• _Provided records_
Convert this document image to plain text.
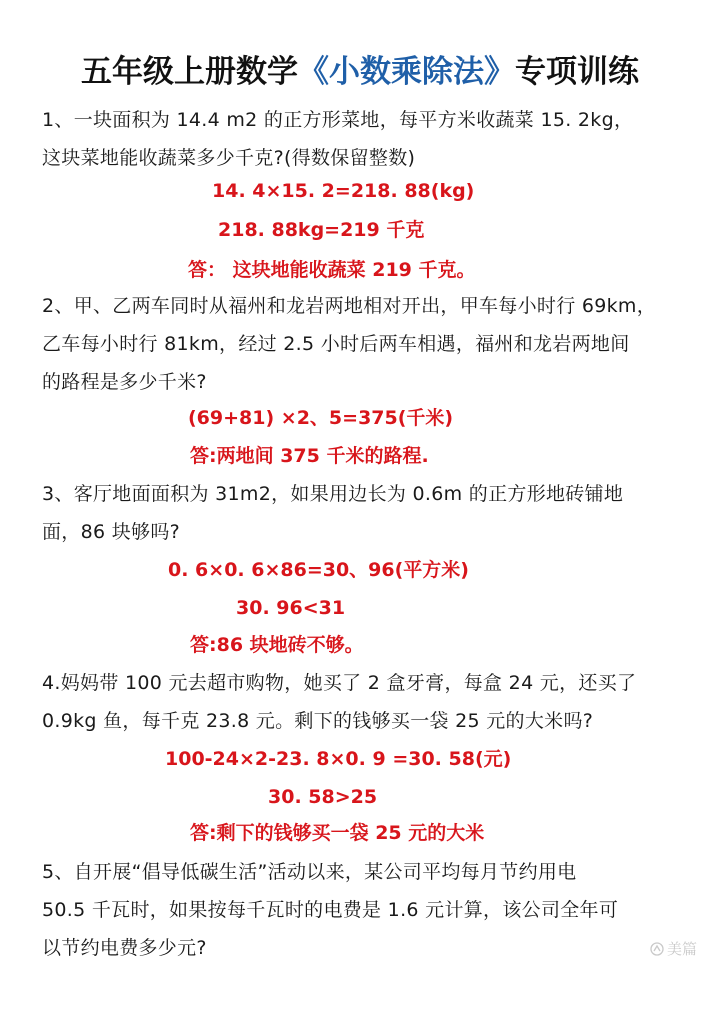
五年级上册数学《小数乘除法》专项训练
1、一块面积为 14.4 m2 的正方形菜地，每平方米收蔬菜 15. 2kg，
这块菜地能收蔬菜多少千克?(得数保留整数)
14. 4×15. 2=218. 88(kg)
218. 88kg=219 千克
答： 这块地能收蔬菜 219 千克。
2、甲、乙两车同时从福州和龙岩两地相对开出，甲车每小时行 69km，
乙车每小时行 81km，经过 2.5 小时后两车相遇，福州和龙岩两地间
的路程是多少千米?
(69+81) ×2、5=375(千米)
答:两地间 375 千米的路程.
3、客厅地面面积为 31m2，如果用边长为 0.6m 的正方形地砖铺地
面，86 块够吗?
0. 6×0. 6×86=30、96(平方米)
30. 96<31
答:86 块地砖不够。
4.妈妈带 100 元去超市购物，她买了 2 盒牙膏，每盒 24 元，还买了
0.9kg 鱼，每千克 23.8 元。剩下的钱够买一袋 25 元的大米吗?
100-24×2-23. 8×0. 9 =30. 58(元)
30. 58>25
答:剩下的钱够买一袋 25 元的大米
5、自开展“倡导低碳生活”活动以来，某公司平均每月节约用电
50.5 千瓦时，如果按每千瓦时的电费是 1.6 元计算，该公司全年可
以节约电费多少元?	美篇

• _Problem statement_
Set each line of the records down exactly, leaving every picture out.

• _The result_
Convert this document image to plain text.
五年级上册数学《小数乘除法》专项训练
1、一块面积为 14.4 m2 的正方形菜地，每平方米收蔬菜 15. 2kg，
这块菜地能收蔬菜多少千克?(得数保留整数)
14. 4×15. 2=218. 88(kg)
218. 88kg=219 千克
答： 这块地能收蔬菜 219 千克。
2、甲、乙两车同时从福州和龙岩两地相对开出，甲车每小时行 69km，
乙车每小时行 81km，经过 2.5 小时后两车相遇，福州和龙岩两地间
的路程是多少千米?
(69+81) ×2、5=375(千米)
答:两地间 375 千米的路程.
3、客厅地面面积为 31m2，如果用边长为 0.6m 的正方形地砖铺地
面，86 块够吗?
0. 6×0. 6×86=30、96(平方米)
30. 96<31
答:86 块地砖不够。
4.妈妈带 100 元去超市购物，她买了 2 盒牙膏，每盒 24 元，还买了
0.9kg 鱼，每千克 23.8 元。剩下的钱够买一袋 25 元的大米吗?
100-24×2-23. 8×0. 9 =30. 58(元)
30. 58>25
答:剩下的钱够买一袋 25 元的大米
5、自开展“倡导低碳生活”活动以来，某公司平均每月节约用电
50.5 千瓦时，如果按每千瓦时的电费是 1.6 元计算，该公司全年可
以节约电费多少元?	美篇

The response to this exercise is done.